The problem —
Count each line in which the word "post" appears. Reply with the total and nothing more.

☆ ☆ ☆ ☆

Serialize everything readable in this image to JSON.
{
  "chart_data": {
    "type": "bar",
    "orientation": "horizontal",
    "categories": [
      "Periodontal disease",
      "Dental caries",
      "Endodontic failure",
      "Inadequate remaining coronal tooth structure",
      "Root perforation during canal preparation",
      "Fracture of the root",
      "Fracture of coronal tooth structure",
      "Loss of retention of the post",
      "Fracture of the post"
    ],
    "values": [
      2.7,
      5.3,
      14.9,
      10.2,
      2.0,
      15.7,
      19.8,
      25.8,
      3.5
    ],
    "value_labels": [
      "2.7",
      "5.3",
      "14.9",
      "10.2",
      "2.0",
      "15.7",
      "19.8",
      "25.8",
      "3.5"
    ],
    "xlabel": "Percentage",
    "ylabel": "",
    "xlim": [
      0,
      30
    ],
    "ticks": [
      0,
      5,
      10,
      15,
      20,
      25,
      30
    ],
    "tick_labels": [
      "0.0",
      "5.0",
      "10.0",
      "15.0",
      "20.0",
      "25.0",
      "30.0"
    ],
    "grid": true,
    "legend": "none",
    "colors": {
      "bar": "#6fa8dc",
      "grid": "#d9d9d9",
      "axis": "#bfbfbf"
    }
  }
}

☆ ☆ ☆ ☆

Worked solution —
2